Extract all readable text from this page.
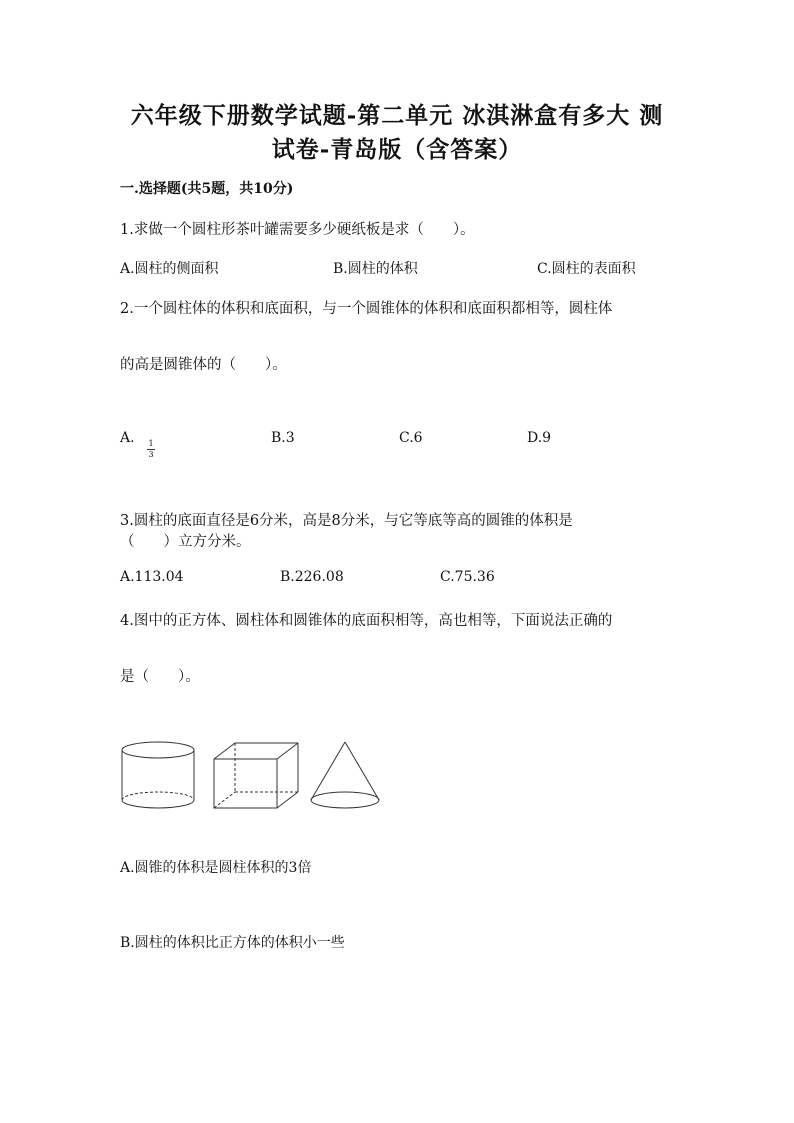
六年级下册数学试题-第二单元 冰淇淋盒有多大 测
试卷-青岛版（含答案）
一.选择题(共5题，共10分)
1.求做一个圆柱形茶叶罐需要多少硬纸板是求（　　）。
A.圆柱的侧面积	B.圆柱的体积	C.圆柱的表面积
2.一个圆柱体的体积和底面积，与一个圆锥体的体积和底面积都相等，圆柱体
的高是圆锥体的（　　）。
A. 1
3
B.3	C.6	D.9
3.圆柱的底面直径是6分米，高是8分米，与它等底等高的圆锥的体积是
（　　）立方分米。
A.113.04	B.226.08	C.75.36
4.图中的正方体、圆柱体和圆锥体的底面积相等，高也相等，下面说法正确的
是（　　）。
A.圆锥的体积是圆柱体积的3倍
B.圆柱的体积比正方体的体积小一些
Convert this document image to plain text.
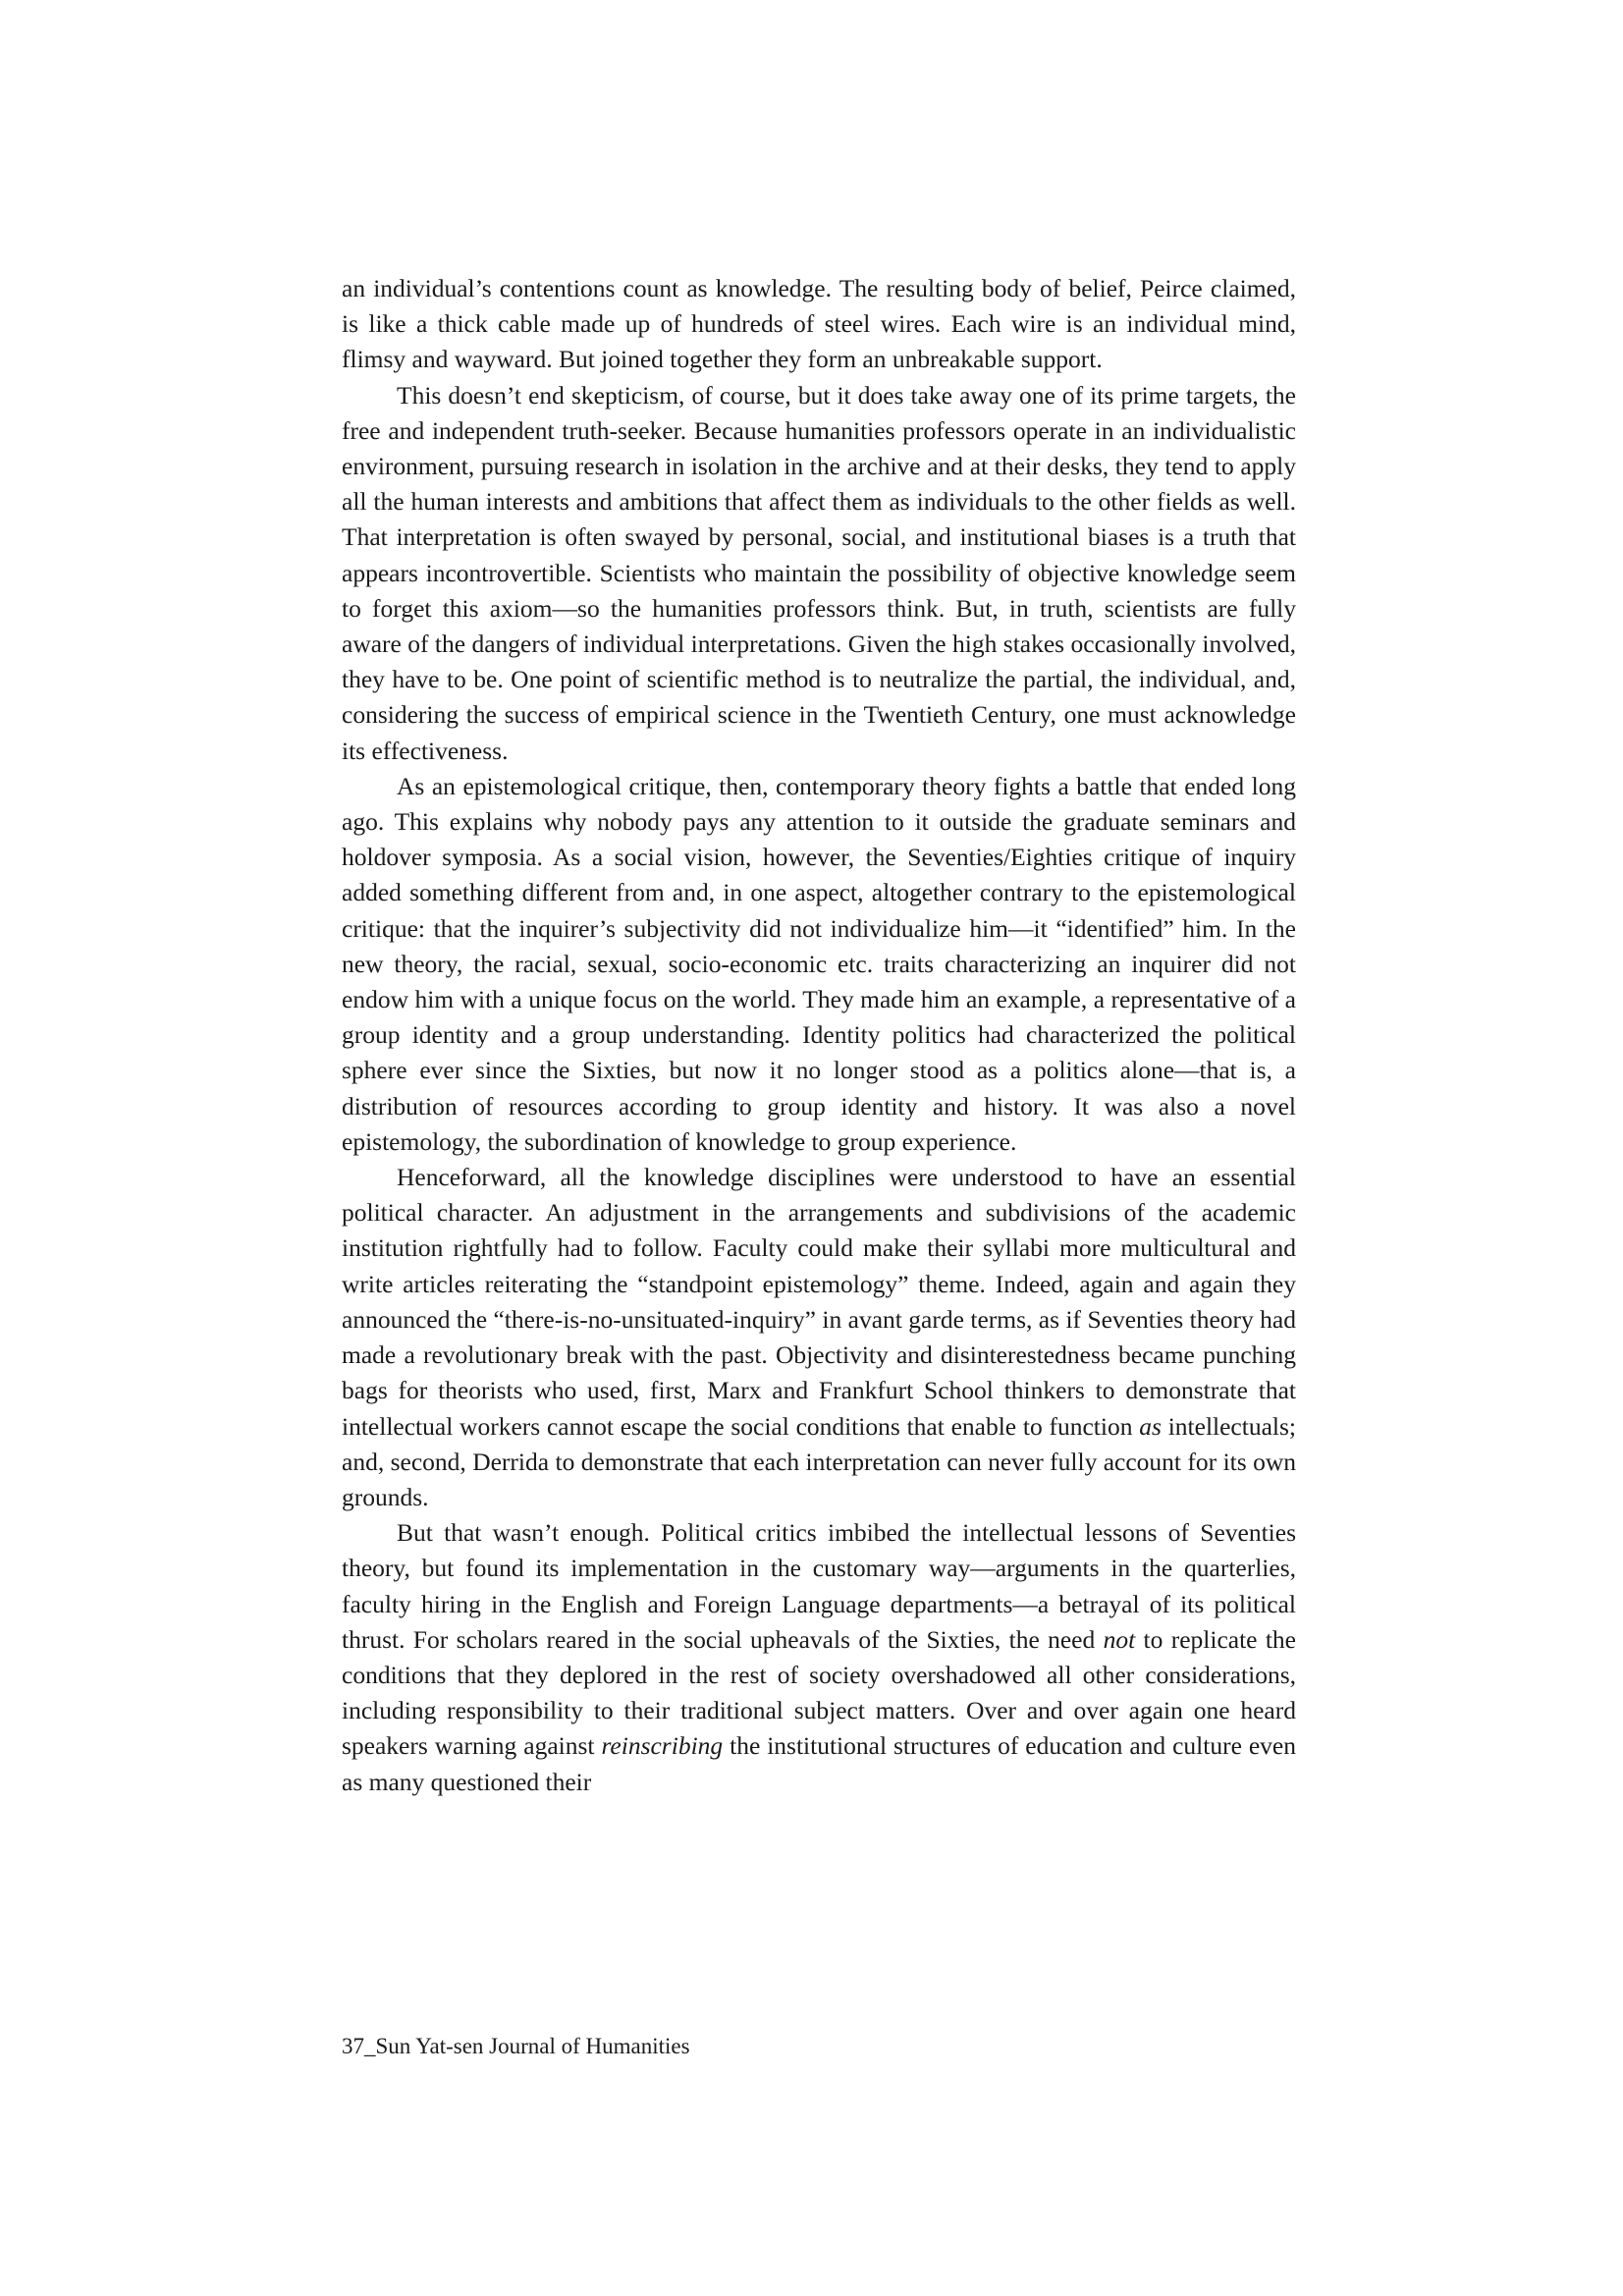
an individual’s contentions count as knowledge. The resulting body of belief, Peirce claimed, is like a thick cable made up of hundreds of steel wires. Each wire is an individual mind, flimsy and wayward. But joined together they form an unbreakable support.

This doesn’t end skepticism, of course, but it does take away one of its prime targets, the free and independent truth-seeker. Because humanities professors operate in an individualistic environment, pursuing research in isolation in the archive and at their desks, they tend to apply all the human interests and ambitions that affect them as individuals to the other fields as well. That interpretation is often swayed by personal, social, and institutional biases is a truth that appears incontrovertible. Scientists who maintain the possibility of objective knowledge seem to forget this axiom—so the humanities professors think. But, in truth, scientists are fully aware of the dangers of individual interpretations. Given the high stakes occasionally involved, they have to be. One point of scientific method is to neutralize the partial, the individual, and, considering the success of empirical science in the Twentieth Century, one must acknowledge its effectiveness.

As an epistemological critique, then, contemporary theory fights a battle that ended long ago. This explains why nobody pays any attention to it outside the graduate seminars and holdover symposia. As a social vision, however, the Seventies/Eighties critique of inquiry added something different from and, in one aspect, altogether contrary to the epistemological critique: that the inquirer’s subjectivity did not individualize him—it “identified” him. In the new theory, the racial, sexual, socio-economic etc. traits characterizing an inquirer did not endow him with a unique focus on the world. They made him an example, a representative of a group identity and a group understanding. Identity politics had characterized the political sphere ever since the Sixties, but now it no longer stood as a politics alone—that is, a distribution of resources according to group identity and history. It was also a novel epistemology, the subordination of knowledge to group experience.

Henceforward, all the knowledge disciplines were understood to have an essential political character. An adjustment in the arrangements and subdivisions of the academic institution rightfully had to follow. Faculty could make their syllabi more multicultural and write articles reiterating the “standpoint epistemology” theme. Indeed, again and again they announced the “there-is-no-unsituated-inquiry” in avant garde terms, as if Seventies theory had made a revolutionary break with the past. Objectivity and disinterestedness became punching bags for theorists who used, first, Marx and Frankfurt School thinkers to demonstrate that intellectual workers cannot escape the social conditions that enable to function as intellectuals; and, second, Derrida to demonstrate that each interpretation can never fully account for its own grounds.

But that wasn’t enough. Political critics imbibed the intellectual lessons of Seventies theory, but found its implementation in the customary way—arguments in the quarterlies, faculty hiring in the English and Foreign Language departments—a betrayal of its political thrust. For scholars reared in the social upheavals of the Sixties, the need not to replicate the conditions that they deplored in the rest of society overshadowed all other considerations, including responsibility to their traditional subject matters. Over and over again one heard speakers warning against reinscribing the institutional structures of education and culture even as many questioned their

37_Sun Yat-sen Journal of Humanities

- - - - - - -

• Exercise aim
Restate each of the entries above word for word and skip every image.

• Result for this task
Extract all readable text from this page.
六年级下册数学试题-第二单元 冰淇淋盒有多大 测
试卷-青岛版（含答案）
一.选择题(共5题，共10分)
1.求做一个圆柱形茶叶罐需要多少硬纸板是求（　　）。
A.圆柱的侧面积	B.圆柱的体积	C.圆柱的表面积
2.一个圆柱体的体积和底面积，与一个圆锥体的体积和底面积都相等，圆柱体
的高是圆锥体的（　　）。
A. 1
3
B.3	C.6	D.9
3.圆柱的底面直径是6分米，高是8分米，与它等底等高的圆锥的体积是
（　　）立方分米。
A.113.04	B.226.08	C.75.36
4.图中的正方体、圆柱体和圆锥体的底面积相等，高也相等，下面说法正确的
是（　　）。
A.圆锥的体积是圆柱体积的3倍
B.圆柱的体积比正方体的体积小一些
Convert this document image to plain text.
an individual’s contentions count as knowledge. The resulting body of belief, Peirce claimed, is like a thick cable made up of hundreds of steel wires. Each wire is an individual mind, flimsy and wayward. But joined together they form an unbreakable support.

This doesn’t end skepticism, of course, but it does take away one of its prime targets, the free and independent truth-seeker. Because humanities professors operate in an individualistic environment, pursuing research in isolation in the archive and at their desks, they tend to apply all the human interests and ambitions that affect them as individuals to the other fields as well. That interpretation is often swayed by personal, social, and institutional biases is a truth that appears incontrovertible. Scientists who maintain the possibility of objective knowledge seem to forget this axiom—so the humanities professors think. But, in truth, scientists are fully aware of the dangers of individual interpretations. Given the high stakes occasionally involved, they have to be. One point of scientific method is to neutralize the partial, the individual, and, considering the success of empirical science in the Twentieth Century, one must acknowledge its effectiveness.

As an epistemological critique, then, contemporary theory fights a battle that ended long ago. This explains why nobody pays any attention to it outside the graduate seminars and holdover symposia. As a social vision, however, the Seventies/Eighties critique of inquiry added something different from and, in one aspect, altogether contrary to the epistemological critique: that the inquirer’s subjectivity did not individualize him—it “identified” him. In the new theory, the racial, sexual, socio-economic etc. traits characterizing an inquirer did not endow him with a unique focus on the world. They made him an example, a representative of a group identity and a group understanding. Identity politics had characterized the political sphere ever since the Sixties, but now it no longer stood as a politics alone—that is, a distribution of resources according to group identity and history. It was also a novel epistemology, the subordination of knowledge to group experience.

Henceforward, all the knowledge disciplines were understood to have an essential political character. An adjustment in the arrangements and subdivisions of the academic institution rightfully had to follow. Faculty could make their syllabi more multicultural and write articles reiterating the “standpoint epistemology” theme. Indeed, again and again they announced the “there-is-no-unsituated-inquiry” in avant garde terms, as if Seventies theory had made a revolutionary break with the past. Objectivity and disinterestedness became punching bags for theorists who used, first, Marx and Frankfurt School thinkers to demonstrate that intellectual workers cannot escape the social conditions that enable to function as intellectuals; and, second, Derrida to demonstrate that each interpretation can never fully account for its own grounds.

But that wasn’t enough. Political critics imbibed the intellectual lessons of Seventies theory, but found its implementation in the customary way—arguments in the quarterlies, faculty hiring in the English and Foreign Language departments—a betrayal of its political thrust. For scholars reared in the social upheavals of the Sixties, the need not to replicate the conditions that they deplored in the rest of society overshadowed all other considerations, including responsibility to their traditional subject matters. Over and over again one heard speakers warning against reinscribing the institutional structures of education and culture even as many questioned their

37_Sun Yat-sen Journal of Humanities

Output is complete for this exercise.